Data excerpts
※

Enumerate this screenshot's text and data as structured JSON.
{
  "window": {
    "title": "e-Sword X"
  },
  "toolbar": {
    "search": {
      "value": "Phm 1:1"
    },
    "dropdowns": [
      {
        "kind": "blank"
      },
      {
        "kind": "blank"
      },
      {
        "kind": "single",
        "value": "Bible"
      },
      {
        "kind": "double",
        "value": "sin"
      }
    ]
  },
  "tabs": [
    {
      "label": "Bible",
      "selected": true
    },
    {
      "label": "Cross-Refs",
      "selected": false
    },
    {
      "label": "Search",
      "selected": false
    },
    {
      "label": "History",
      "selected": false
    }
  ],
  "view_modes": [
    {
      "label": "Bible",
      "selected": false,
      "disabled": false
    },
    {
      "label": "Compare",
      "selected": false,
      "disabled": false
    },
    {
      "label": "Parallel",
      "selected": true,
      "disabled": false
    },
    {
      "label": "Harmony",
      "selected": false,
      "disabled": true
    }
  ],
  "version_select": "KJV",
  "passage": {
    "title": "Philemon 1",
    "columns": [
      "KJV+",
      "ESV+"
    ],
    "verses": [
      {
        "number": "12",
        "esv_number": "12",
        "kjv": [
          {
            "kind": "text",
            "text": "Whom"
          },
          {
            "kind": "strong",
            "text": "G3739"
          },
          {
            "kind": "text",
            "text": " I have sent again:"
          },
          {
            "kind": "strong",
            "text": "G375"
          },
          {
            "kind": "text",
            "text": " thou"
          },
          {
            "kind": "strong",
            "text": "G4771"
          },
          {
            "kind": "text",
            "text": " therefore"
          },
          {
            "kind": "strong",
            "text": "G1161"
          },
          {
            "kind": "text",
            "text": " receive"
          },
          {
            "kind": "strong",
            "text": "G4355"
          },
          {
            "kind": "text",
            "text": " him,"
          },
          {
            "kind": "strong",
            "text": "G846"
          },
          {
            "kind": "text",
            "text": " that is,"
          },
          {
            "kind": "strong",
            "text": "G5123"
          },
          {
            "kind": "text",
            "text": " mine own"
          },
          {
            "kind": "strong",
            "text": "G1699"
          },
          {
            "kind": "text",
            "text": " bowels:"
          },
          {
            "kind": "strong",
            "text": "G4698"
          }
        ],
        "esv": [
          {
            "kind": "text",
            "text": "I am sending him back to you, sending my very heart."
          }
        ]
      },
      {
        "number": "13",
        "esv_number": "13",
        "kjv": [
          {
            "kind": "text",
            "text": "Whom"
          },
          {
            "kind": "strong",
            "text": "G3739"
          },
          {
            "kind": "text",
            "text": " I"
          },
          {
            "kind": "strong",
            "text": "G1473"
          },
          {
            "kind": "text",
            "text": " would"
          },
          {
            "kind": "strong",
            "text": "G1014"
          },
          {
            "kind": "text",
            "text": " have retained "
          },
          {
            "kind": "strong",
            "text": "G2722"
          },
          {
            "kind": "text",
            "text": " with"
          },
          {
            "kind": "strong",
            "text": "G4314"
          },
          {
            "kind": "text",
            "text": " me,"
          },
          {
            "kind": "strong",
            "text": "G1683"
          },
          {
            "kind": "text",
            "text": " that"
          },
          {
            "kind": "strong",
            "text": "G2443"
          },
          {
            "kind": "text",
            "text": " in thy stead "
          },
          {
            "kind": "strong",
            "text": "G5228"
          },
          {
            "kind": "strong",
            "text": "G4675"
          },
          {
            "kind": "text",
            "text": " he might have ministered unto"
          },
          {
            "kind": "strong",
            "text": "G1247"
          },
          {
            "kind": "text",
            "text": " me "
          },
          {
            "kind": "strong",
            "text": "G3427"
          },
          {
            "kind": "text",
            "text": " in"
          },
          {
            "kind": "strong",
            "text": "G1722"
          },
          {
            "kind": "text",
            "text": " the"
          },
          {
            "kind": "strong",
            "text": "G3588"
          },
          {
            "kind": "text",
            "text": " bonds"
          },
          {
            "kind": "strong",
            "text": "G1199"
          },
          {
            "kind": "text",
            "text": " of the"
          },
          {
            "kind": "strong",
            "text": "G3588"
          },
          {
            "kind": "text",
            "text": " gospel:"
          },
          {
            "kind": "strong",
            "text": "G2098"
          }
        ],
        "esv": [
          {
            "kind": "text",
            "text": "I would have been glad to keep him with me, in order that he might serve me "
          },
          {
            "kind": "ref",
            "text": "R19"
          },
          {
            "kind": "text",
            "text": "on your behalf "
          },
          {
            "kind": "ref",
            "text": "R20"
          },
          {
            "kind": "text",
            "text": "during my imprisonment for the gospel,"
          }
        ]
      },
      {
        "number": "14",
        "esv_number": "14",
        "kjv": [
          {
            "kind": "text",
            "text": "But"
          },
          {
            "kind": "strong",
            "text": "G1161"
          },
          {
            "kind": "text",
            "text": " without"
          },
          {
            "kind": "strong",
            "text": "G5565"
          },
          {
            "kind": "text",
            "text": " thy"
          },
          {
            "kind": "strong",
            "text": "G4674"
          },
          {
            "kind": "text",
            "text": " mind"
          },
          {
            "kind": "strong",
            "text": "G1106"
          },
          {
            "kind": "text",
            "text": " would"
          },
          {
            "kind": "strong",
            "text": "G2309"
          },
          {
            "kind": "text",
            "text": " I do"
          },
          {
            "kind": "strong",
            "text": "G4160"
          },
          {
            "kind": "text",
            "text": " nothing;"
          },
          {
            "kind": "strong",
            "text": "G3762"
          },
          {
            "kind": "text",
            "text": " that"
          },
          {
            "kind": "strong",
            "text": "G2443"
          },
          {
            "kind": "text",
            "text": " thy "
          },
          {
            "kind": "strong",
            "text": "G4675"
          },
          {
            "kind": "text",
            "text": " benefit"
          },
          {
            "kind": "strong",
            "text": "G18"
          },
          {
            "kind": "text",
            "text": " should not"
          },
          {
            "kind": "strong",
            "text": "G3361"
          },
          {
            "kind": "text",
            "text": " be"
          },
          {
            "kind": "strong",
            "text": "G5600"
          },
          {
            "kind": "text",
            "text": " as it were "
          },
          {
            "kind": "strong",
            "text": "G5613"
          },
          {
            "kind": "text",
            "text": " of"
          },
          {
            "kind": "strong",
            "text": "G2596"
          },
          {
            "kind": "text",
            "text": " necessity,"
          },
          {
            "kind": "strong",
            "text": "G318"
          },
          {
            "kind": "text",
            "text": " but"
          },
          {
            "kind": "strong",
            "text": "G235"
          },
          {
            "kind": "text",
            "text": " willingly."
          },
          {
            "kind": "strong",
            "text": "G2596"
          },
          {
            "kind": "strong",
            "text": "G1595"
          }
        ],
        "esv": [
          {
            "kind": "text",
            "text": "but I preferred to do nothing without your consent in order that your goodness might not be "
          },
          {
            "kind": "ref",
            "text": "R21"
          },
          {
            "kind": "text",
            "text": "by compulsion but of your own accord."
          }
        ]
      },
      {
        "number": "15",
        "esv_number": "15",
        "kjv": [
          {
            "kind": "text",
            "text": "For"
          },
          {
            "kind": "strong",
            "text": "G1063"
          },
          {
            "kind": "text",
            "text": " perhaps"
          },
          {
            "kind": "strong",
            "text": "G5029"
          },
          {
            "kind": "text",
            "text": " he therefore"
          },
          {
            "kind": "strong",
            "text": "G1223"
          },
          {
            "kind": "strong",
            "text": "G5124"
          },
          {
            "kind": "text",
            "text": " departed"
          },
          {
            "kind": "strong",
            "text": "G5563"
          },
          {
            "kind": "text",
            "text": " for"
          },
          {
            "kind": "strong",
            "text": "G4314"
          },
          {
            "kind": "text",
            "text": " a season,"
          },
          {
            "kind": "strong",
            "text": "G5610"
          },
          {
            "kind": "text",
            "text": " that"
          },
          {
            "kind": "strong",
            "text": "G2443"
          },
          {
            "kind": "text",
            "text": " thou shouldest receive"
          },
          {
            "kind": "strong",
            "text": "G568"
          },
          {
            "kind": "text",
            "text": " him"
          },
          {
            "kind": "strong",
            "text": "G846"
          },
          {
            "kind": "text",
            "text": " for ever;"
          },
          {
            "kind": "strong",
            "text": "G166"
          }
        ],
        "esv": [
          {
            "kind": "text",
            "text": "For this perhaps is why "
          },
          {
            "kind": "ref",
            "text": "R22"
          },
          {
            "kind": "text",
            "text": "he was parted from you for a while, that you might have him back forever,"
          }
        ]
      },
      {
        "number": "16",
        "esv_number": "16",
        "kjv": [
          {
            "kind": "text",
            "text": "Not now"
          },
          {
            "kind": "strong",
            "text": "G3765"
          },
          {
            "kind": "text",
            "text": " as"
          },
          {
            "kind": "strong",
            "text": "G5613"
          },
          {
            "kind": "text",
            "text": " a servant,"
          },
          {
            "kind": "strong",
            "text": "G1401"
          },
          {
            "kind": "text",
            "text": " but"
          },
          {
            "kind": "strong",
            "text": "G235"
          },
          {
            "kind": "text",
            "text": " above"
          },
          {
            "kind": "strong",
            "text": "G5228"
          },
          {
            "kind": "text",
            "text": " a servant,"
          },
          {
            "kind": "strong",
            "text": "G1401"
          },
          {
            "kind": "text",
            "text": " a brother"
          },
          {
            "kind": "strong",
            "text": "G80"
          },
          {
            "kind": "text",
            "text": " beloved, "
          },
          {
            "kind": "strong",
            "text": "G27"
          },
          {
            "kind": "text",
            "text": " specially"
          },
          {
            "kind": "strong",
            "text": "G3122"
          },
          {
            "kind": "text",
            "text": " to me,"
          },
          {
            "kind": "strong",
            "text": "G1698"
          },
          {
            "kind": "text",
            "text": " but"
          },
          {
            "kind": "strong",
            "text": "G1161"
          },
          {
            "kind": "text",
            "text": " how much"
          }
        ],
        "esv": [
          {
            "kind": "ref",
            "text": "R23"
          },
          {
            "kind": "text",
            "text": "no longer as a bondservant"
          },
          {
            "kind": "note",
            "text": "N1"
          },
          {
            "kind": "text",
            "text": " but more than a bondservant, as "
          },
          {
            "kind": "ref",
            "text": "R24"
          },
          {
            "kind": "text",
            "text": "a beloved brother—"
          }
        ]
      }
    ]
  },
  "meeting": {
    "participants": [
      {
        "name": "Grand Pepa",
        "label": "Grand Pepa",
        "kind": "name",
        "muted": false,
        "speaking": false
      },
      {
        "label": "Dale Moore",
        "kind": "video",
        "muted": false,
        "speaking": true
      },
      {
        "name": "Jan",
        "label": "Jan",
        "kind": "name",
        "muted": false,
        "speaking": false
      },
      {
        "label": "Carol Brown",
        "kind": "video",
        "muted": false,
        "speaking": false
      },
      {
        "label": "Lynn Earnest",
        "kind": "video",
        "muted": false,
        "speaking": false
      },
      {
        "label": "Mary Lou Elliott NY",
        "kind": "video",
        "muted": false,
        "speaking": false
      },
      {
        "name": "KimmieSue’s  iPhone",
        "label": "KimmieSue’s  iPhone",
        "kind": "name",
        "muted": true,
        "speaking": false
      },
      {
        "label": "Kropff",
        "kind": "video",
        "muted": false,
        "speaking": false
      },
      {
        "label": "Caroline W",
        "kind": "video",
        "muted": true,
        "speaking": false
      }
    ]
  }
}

※

* _Task instructions_
Looking at the entries above, state how many lines contain "brother"; give the number alone.

* _Full response_
2